====== Supplied records ======

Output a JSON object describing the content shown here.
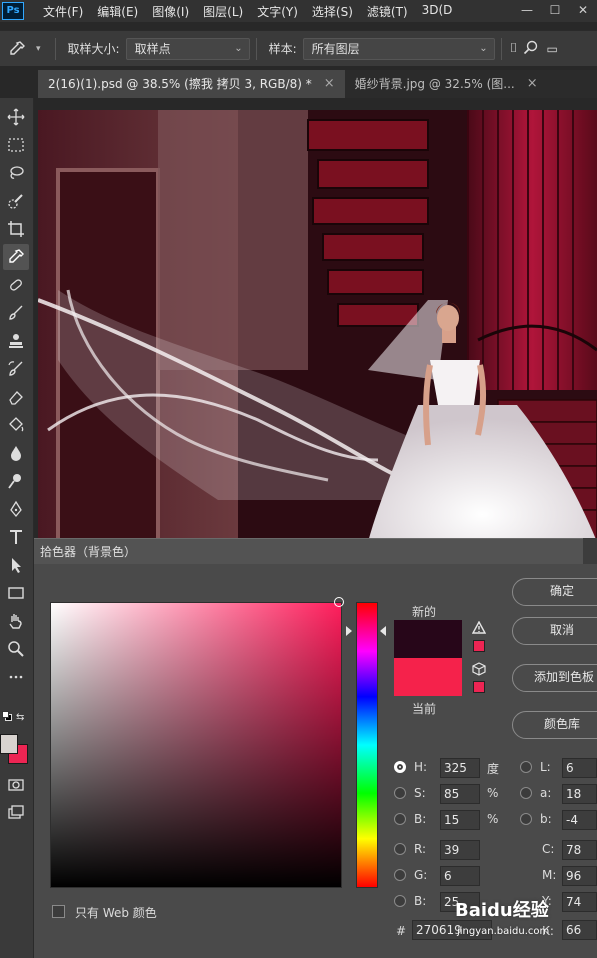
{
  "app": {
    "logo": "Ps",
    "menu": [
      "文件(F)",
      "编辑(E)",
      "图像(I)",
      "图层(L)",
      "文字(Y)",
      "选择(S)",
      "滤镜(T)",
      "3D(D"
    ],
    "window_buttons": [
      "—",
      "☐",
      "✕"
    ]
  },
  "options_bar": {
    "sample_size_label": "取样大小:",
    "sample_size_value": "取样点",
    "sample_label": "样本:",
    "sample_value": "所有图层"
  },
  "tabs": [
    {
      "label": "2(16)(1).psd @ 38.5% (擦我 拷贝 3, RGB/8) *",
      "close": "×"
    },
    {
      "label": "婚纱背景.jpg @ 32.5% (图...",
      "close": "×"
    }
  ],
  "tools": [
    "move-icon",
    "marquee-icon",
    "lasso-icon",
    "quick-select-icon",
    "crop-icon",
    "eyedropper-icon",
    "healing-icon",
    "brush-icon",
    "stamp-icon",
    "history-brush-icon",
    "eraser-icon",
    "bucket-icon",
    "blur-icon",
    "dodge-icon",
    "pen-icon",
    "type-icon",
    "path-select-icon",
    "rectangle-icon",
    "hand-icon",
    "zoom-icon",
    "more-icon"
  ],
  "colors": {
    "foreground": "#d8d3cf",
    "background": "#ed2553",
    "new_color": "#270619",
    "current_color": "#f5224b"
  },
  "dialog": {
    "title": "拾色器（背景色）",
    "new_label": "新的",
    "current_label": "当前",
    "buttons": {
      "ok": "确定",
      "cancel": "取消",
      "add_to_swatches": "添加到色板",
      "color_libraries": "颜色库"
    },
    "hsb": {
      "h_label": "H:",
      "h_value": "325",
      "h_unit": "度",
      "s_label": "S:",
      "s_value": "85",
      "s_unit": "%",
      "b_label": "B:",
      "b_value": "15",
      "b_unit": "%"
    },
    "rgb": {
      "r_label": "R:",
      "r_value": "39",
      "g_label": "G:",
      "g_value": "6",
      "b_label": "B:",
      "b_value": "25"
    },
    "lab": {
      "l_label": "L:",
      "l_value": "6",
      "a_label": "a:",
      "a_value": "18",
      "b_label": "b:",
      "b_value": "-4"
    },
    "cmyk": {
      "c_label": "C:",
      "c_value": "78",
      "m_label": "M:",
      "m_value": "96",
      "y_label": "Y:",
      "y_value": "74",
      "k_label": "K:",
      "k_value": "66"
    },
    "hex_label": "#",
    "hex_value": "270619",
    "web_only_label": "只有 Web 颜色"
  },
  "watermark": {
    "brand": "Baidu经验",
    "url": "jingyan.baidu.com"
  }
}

======
====== Supplied records ======

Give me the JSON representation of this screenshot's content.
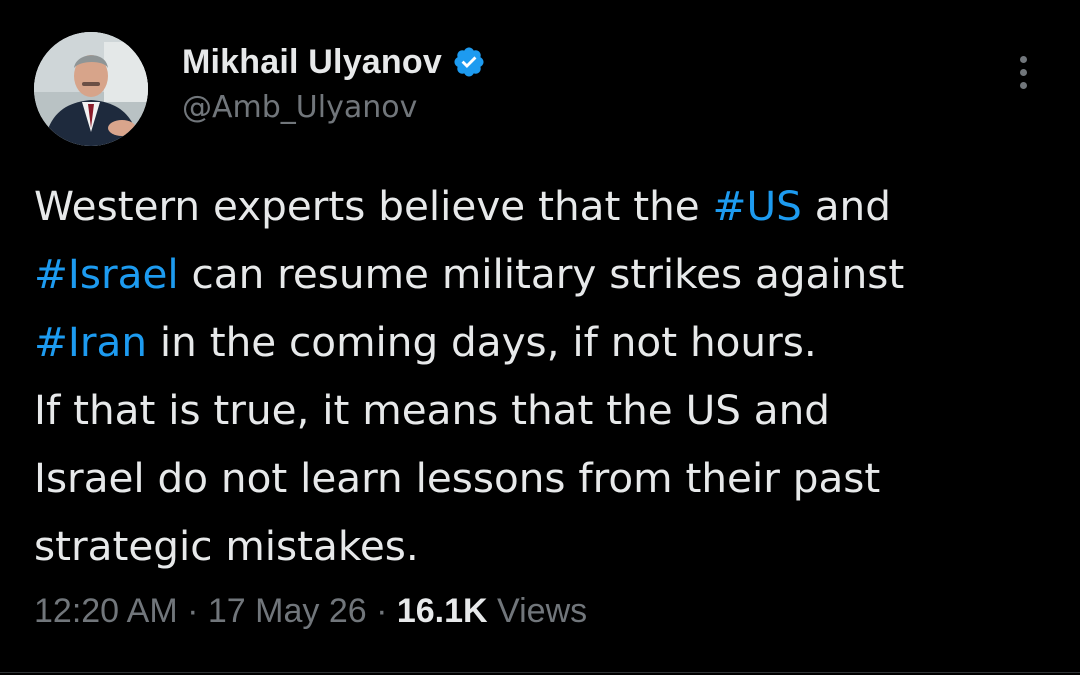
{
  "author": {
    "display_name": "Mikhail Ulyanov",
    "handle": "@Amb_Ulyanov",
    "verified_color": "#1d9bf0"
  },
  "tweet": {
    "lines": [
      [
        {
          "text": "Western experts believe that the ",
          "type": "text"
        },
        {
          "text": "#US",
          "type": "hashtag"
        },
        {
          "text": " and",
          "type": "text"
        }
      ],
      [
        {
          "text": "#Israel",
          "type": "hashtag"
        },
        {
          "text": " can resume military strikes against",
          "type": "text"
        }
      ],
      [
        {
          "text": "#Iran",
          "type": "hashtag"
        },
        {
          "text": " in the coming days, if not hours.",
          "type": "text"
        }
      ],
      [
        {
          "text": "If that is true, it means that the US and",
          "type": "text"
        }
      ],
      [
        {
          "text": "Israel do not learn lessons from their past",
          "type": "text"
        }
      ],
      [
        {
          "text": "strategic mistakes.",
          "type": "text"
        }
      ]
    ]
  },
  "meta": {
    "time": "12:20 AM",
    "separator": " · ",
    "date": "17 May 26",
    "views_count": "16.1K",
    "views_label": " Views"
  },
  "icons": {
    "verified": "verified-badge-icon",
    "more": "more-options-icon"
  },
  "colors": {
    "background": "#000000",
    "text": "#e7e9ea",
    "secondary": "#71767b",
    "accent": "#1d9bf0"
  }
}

======
====== Supplied records ======

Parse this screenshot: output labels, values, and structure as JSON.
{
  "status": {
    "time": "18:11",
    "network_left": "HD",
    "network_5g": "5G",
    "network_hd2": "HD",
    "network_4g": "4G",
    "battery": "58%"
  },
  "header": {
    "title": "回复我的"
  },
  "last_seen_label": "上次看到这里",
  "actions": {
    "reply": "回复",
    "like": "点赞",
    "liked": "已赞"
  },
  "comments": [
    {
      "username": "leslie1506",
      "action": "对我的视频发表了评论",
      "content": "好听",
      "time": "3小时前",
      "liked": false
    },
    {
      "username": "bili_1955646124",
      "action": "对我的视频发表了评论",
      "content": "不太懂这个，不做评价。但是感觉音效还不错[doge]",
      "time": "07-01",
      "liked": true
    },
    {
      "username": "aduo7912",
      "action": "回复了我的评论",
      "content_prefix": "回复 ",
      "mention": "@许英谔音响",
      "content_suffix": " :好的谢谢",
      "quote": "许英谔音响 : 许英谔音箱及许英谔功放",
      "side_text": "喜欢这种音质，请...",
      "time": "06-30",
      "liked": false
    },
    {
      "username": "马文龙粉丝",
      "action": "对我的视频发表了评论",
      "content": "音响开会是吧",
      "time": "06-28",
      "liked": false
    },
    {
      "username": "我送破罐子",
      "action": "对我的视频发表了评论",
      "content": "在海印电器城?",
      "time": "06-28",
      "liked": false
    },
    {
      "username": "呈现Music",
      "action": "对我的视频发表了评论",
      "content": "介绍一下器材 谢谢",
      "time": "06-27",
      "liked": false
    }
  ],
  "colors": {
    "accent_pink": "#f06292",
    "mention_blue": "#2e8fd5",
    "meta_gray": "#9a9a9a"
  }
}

======

## Set problem:
Write down every line of the data above that includes the string "username".

## Written answer:
      "username": "leslie1506",
      "username": "bili_1955646124",
      "username": "aduo7912",
      "username": "马文龙粉丝",
      "username": "我送破罐子",
      "username": "呈现Music",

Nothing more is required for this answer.